[Figure data in JSON]
# # # # #

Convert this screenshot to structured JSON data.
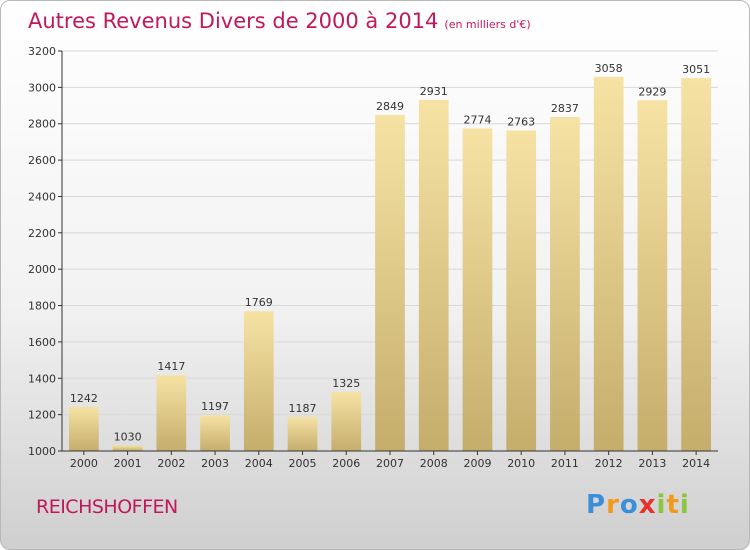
{
  "title": "Autres Revenus Divers de 2000 à 2014",
  "subtitle": "(en milliers d'€)",
  "city": "REICHSHOFFEN",
  "brand": {
    "letters": [
      "P",
      "r",
      "o",
      "x",
      "i",
      "t",
      "i"
    ],
    "colors": [
      "#3b8fd8",
      "#f29a1b",
      "#3b8fd8",
      "#e6312e",
      "#8cc63e",
      "#f29a1b",
      "#8cc63e"
    ]
  },
  "colors": {
    "title": "#c2185b",
    "bar_top": "#f6e3a4",
    "bar_bottom": "#c5ad6c",
    "grid": "#d8d8d8",
    "axis": "#333333"
  },
  "chart_data": {
    "type": "bar",
    "title": "Autres Revenus Divers de 2000 à 2014",
    "subtitle": "(en milliers d'€)",
    "xlabel": "",
    "ylabel": "",
    "categories": [
      "2000",
      "2001",
      "2002",
      "2003",
      "2004",
      "2005",
      "2006",
      "2007",
      "2008",
      "2009",
      "2010",
      "2011",
      "2012",
      "2013",
      "2014"
    ],
    "values": [
      1242,
      1030,
      1417,
      1197,
      1769,
      1187,
      1325,
      2849,
      2931,
      2774,
      2763,
      2837,
      3058,
      2929,
      3051
    ],
    "ylim": [
      1000,
      3200
    ],
    "yticks": [
      1000,
      1200,
      1400,
      1600,
      1800,
      2000,
      2200,
      2400,
      2600,
      2800,
      3000,
      3200
    ],
    "grid": true,
    "legend": "none"
  }
}
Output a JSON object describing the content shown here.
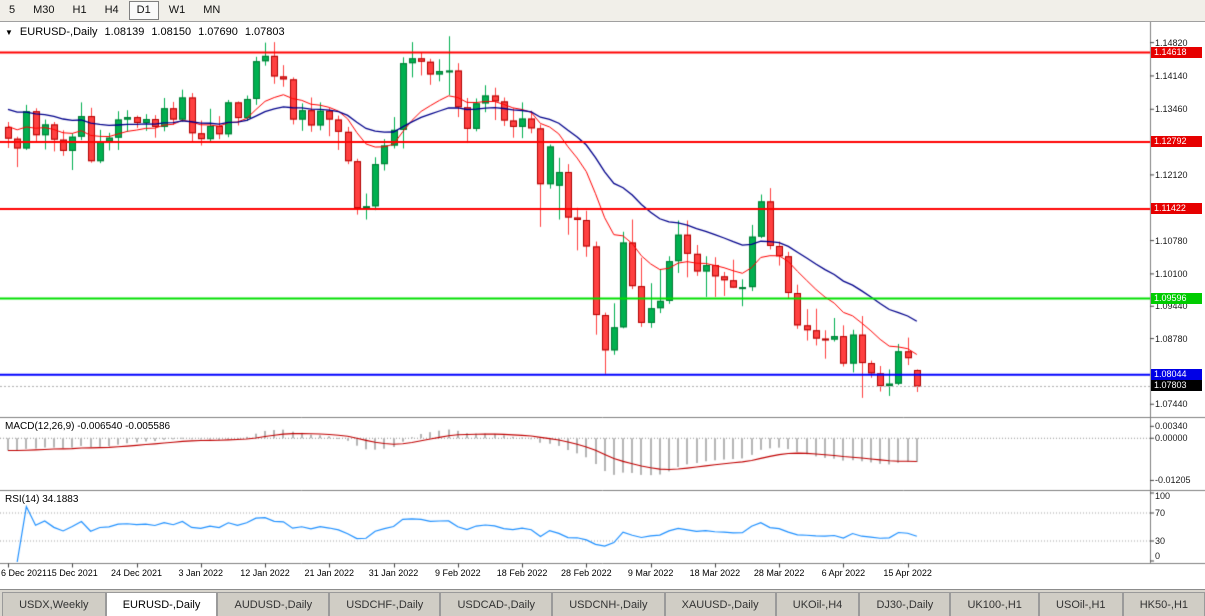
{
  "toolbar": {
    "timeframes": [
      "5",
      "M30",
      "H1",
      "H4",
      "D1",
      "W1",
      "MN"
    ],
    "active": "D1"
  },
  "chart": {
    "collapse_icon": "▼",
    "symbol_period": "EURUSD-,Daily",
    "open": "1.08139",
    "high": "1.08150",
    "low": "1.07690",
    "close": "1.07803"
  },
  "colors": {
    "up": "#00B050",
    "up_border": "#007A33",
    "down": "#FF4040",
    "down_border": "#B00000",
    "ma_fast": "#FF0000",
    "ma_slow": "#00008B",
    "macd_hist": "#B5B5B5",
    "macd_signal": "#C00000",
    "rsi_line": "#1E90FF",
    "bid_line": "#B0B0B0",
    "separator": "#808080"
  },
  "price_scale": {
    "ticks": [
      {
        "label": "1.14820",
        "value": 1.1482
      },
      {
        "label": "1.14140",
        "value": 1.1414
      },
      {
        "label": "1.13460",
        "value": 1.1346
      },
      {
        "label": "1.12120",
        "value": 1.1212
      },
      {
        "label": "1.10780",
        "value": 1.1078
      },
      {
        "label": "1.10100",
        "value": 1.101
      },
      {
        "label": "1.09440",
        "value": 1.0944
      },
      {
        "label": "1.08780",
        "value": 1.0878
      },
      {
        "label": "1.07440",
        "value": 1.0744
      }
    ],
    "level_labels": [
      {
        "label": "1.14618",
        "value": 1.14618,
        "bg": "#E60000",
        "fg": "#FFFFFF"
      },
      {
        "label": "1.12792",
        "value": 1.12792,
        "bg": "#E60000",
        "fg": "#FFFFFF"
      },
      {
        "label": "1.11422",
        "value": 1.11422,
        "bg": "#E60000",
        "fg": "#FFFFFF"
      },
      {
        "label": "1.09596",
        "value": 1.09596,
        "bg": "#00CC00",
        "fg": "#FFFFFF"
      },
      {
        "label": "1.08044",
        "value": 1.08044,
        "bg": "#0000E6",
        "fg": "#FFFFFF"
      },
      {
        "label": "1.07803",
        "value": 1.07803,
        "bg": "#000000",
        "fg": "#FFFFFF"
      }
    ]
  },
  "chart_data": {
    "type": "candlestick",
    "symbol": "EURUSD-,Daily",
    "title": "EURUSD-,Daily 1.08139 1.08150 1.07690 1.07803",
    "price_range": [
      1.072,
      1.152
    ],
    "x_label_step": 7,
    "x_labels": [
      "6 Dec 2021",
      "15 Dec 2021",
      "24 Dec 2021",
      "3 Jan 2022",
      "12 Jan 2022",
      "21 Jan 2022",
      "31 Jan 2022",
      "9 Feb 2022",
      "18 Feb 2022",
      "28 Feb 2022",
      "9 Mar 2022",
      "18 Mar 2022",
      "28 Mar 2022",
      "6 Apr 2022",
      "15 Apr 2022"
    ],
    "levels": [
      {
        "value": 1.14618,
        "color": "#FF0000",
        "width": 2
      },
      {
        "value": 1.12792,
        "color": "#FF0000",
        "width": 2
      },
      {
        "value": 1.11422,
        "color": "#FF0000",
        "width": 2
      },
      {
        "value": 1.09596,
        "color": "#00E000",
        "width": 2
      },
      {
        "value": 1.08044,
        "color": "#0000FF",
        "width": 2
      }
    ],
    "overlays": [
      {
        "name": "ema-fast",
        "period": 12,
        "color": "#FF0000"
      },
      {
        "name": "ema-slow",
        "period": 26,
        "color": "#00008B"
      }
    ],
    "candles": [
      [
        1.131,
        1.132,
        1.1267,
        1.1286
      ],
      [
        1.1286,
        1.129,
        1.1228,
        1.1266
      ],
      [
        1.1266,
        1.1355,
        1.1263,
        1.1342
      ],
      [
        1.1342,
        1.1348,
        1.128,
        1.1293
      ],
      [
        1.1293,
        1.1325,
        1.1264,
        1.1315
      ],
      [
        1.1315,
        1.132,
        1.126,
        1.1284
      ],
      [
        1.1284,
        1.1303,
        1.1251,
        1.1261
      ],
      [
        1.1261,
        1.1297,
        1.1222,
        1.129
      ],
      [
        1.129,
        1.136,
        1.1283,
        1.1332
      ],
      [
        1.1332,
        1.1349,
        1.1237,
        1.124
      ],
      [
        1.124,
        1.1304,
        1.1236,
        1.128
      ],
      [
        1.128,
        1.1298,
        1.1262,
        1.1288
      ],
      [
        1.1288,
        1.1342,
        1.1263,
        1.1325
      ],
      [
        1.1325,
        1.1344,
        1.13,
        1.133
      ],
      [
        1.133,
        1.1333,
        1.1308,
        1.1318
      ],
      [
        1.1318,
        1.1336,
        1.1302,
        1.1326
      ],
      [
        1.1326,
        1.1334,
        1.1288,
        1.131
      ],
      [
        1.131,
        1.1369,
        1.1301,
        1.1348
      ],
      [
        1.1348,
        1.1361,
        1.1314,
        1.1325
      ],
      [
        1.1325,
        1.1386,
        1.1321,
        1.137
      ],
      [
        1.137,
        1.1379,
        1.1279,
        1.1297
      ],
      [
        1.1297,
        1.1323,
        1.1272,
        1.1285
      ],
      [
        1.1285,
        1.1347,
        1.1279,
        1.1312
      ],
      [
        1.1312,
        1.1332,
        1.1285,
        1.1295
      ],
      [
        1.1295,
        1.1365,
        1.1289,
        1.136
      ],
      [
        1.136,
        1.1362,
        1.1313,
        1.1328
      ],
      [
        1.1328,
        1.1374,
        1.1322,
        1.1367
      ],
      [
        1.1367,
        1.1453,
        1.1355,
        1.1444
      ],
      [
        1.1444,
        1.1482,
        1.1435,
        1.1455
      ],
      [
        1.1455,
        1.1483,
        1.1398,
        1.1413
      ],
      [
        1.1413,
        1.1436,
        1.1392,
        1.1407
      ],
      [
        1.1407,
        1.1411,
        1.1315,
        1.1325
      ],
      [
        1.1325,
        1.1358,
        1.1302,
        1.1344
      ],
      [
        1.1344,
        1.137,
        1.13,
        1.1313
      ],
      [
        1.1313,
        1.136,
        1.1303,
        1.1343
      ],
      [
        1.1343,
        1.1349,
        1.1291,
        1.1325
      ],
      [
        1.1325,
        1.1333,
        1.1263,
        1.13
      ],
      [
        1.13,
        1.131,
        1.1234,
        1.124
      ],
      [
        1.124,
        1.1245,
        1.1131,
        1.1144
      ],
      [
        1.1144,
        1.1174,
        1.1121,
        1.1148
      ],
      [
        1.1148,
        1.1248,
        1.114,
        1.1234
      ],
      [
        1.1234,
        1.1285,
        1.1221,
        1.1272
      ],
      [
        1.1272,
        1.133,
        1.1266,
        1.1304
      ],
      [
        1.1304,
        1.1452,
        1.1266,
        1.144
      ],
      [
        1.144,
        1.1483,
        1.1411,
        1.145
      ],
      [
        1.145,
        1.1461,
        1.1415,
        1.1443
      ],
      [
        1.1443,
        1.1449,
        1.1396,
        1.1417
      ],
      [
        1.1417,
        1.1448,
        1.1403,
        1.1424
      ],
      [
        1.1424,
        1.1495,
        1.1375,
        1.1425
      ],
      [
        1.1425,
        1.144,
        1.133,
        1.135
      ],
      [
        1.135,
        1.1369,
        1.1277,
        1.1306
      ],
      [
        1.1306,
        1.1368,
        1.1301,
        1.1358
      ],
      [
        1.1358,
        1.1395,
        1.134,
        1.1374
      ],
      [
        1.1374,
        1.139,
        1.1324,
        1.1362
      ],
      [
        1.1362,
        1.137,
        1.1312,
        1.1323
      ],
      [
        1.1323,
        1.1348,
        1.1288,
        1.131
      ],
      [
        1.131,
        1.136,
        1.1287,
        1.1327
      ],
      [
        1.1327,
        1.1343,
        1.1297,
        1.1307
      ],
      [
        1.1307,
        1.1315,
        1.1106,
        1.1193
      ],
      [
        1.1193,
        1.1274,
        1.1184,
        1.127
      ],
      [
        1.119,
        1.1247,
        1.1121,
        1.1218
      ],
      [
        1.1218,
        1.1234,
        1.109,
        1.1125
      ],
      [
        1.1125,
        1.1145,
        1.1058,
        1.112
      ],
      [
        1.112,
        1.1139,
        1.1045,
        1.1066
      ],
      [
        1.1066,
        1.1076,
        1.0886,
        1.0926
      ],
      [
        1.0926,
        1.0931,
        1.0806,
        1.0854
      ],
      [
        1.0854,
        1.095,
        1.0845,
        1.0901
      ],
      [
        1.0901,
        1.1096,
        1.0899,
        1.1074
      ],
      [
        1.1074,
        1.1121,
        1.0979,
        1.0985
      ],
      [
        1.0985,
        1.1043,
        1.0902,
        1.091
      ],
      [
        1.091,
        1.0991,
        1.09,
        1.094
      ],
      [
        1.094,
        1.102,
        1.093,
        1.0955
      ],
      [
        1.0955,
        1.1046,
        1.0949,
        1.1036
      ],
      [
        1.1036,
        1.1119,
        1.1012,
        1.109
      ],
      [
        1.109,
        1.1119,
        1.1003,
        1.1051
      ],
      [
        1.1051,
        1.1069,
        1.1006,
        1.1015
      ],
      [
        1.1015,
        1.1046,
        1.0963,
        1.1028
      ],
      [
        1.1028,
        1.1044,
        1.0963,
        1.1005
      ],
      [
        1.1005,
        1.1014,
        1.0965,
        1.0997
      ],
      [
        1.0997,
        1.1039,
        1.0981,
        1.0982
      ],
      [
        1.0982,
        1.0999,
        1.0944,
        1.0983
      ],
      [
        1.0983,
        1.111,
        1.0975,
        1.1086
      ],
      [
        1.1086,
        1.1172,
        1.1083,
        1.1158
      ],
      [
        1.1158,
        1.1185,
        1.106,
        1.1067
      ],
      [
        1.1067,
        1.1076,
        1.1027,
        1.1046
      ],
      [
        1.1046,
        1.1055,
        1.096,
        1.0971
      ],
      [
        1.0971,
        1.0988,
        1.0898,
        1.0905
      ],
      [
        1.0905,
        1.0938,
        1.0874,
        1.0895
      ],
      [
        1.0895,
        1.0939,
        1.0864,
        1.0878
      ],
      [
        1.0878,
        1.0895,
        1.0837,
        1.0876
      ],
      [
        1.0876,
        1.092,
        1.0872,
        1.0883
      ],
      [
        1.0883,
        1.0905,
        1.0821,
        1.0827
      ],
      [
        1.0827,
        1.0896,
        1.0809,
        1.0886
      ],
      [
        1.0886,
        1.0924,
        1.0757,
        1.0828
      ],
      [
        1.0828,
        1.0833,
        1.0798,
        1.0807
      ],
      [
        1.0807,
        1.0822,
        1.077,
        1.0781
      ],
      [
        1.0781,
        1.0815,
        1.0761,
        1.0786
      ],
      [
        1.0786,
        1.0867,
        1.0783,
        1.0852
      ],
      [
        1.0852,
        1.088,
        1.0824,
        1.0838
      ],
      [
        1.08139,
        1.0815,
        1.0769,
        1.07803
      ]
    ],
    "indicators": {
      "macd": {
        "type": "macd",
        "label": "MACD(12,26,9)",
        "value_text": "-0.006540 -0.005586",
        "fast": 12,
        "slow": 26,
        "signal": 9,
        "range": [
          -0.0145,
          0.0055
        ],
        "scale_ticks": [
          {
            "label": "0.00340",
            "value": 0.0034
          },
          {
            "label": "0.00000",
            "value": 0
          },
          {
            "label": "-0.01205",
            "value": -0.01205
          }
        ]
      },
      "rsi": {
        "type": "rsi",
        "label": "RSI(14)",
        "value_text": "34.1883",
        "period": 14,
        "range": [
          0,
          100
        ],
        "levels": [
          30,
          70
        ],
        "scale_ticks": [
          {
            "label": "100",
            "value": 100
          },
          {
            "label": "70",
            "value": 70
          },
          {
            "label": "30",
            "value": 30
          },
          {
            "label": "0",
            "value": 0
          }
        ]
      }
    }
  },
  "bottom_tabs": {
    "active": "EURUSD-,Daily",
    "tabs": [
      "USDX,Weekly",
      "EURUSD-,Daily",
      "AUDUSD-,Daily",
      "USDCHF-,Daily",
      "USDCAD-,Daily",
      "USDCNH-,Daily",
      "XAUUSD-,Daily",
      "UKOil-,H4",
      "DJ30-,Daily",
      "UK100-,H1",
      "USOil-,H1",
      "HK50-,H1"
    ]
  }
}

# # # # #

→ **WHAT TO DO**
Which lines contain "milliers"? Copy each of them.

→ **WORKED ANSWER**
  "subtitle": "(en milliers d'€)",
    "subtitle": "(en milliers d'€)",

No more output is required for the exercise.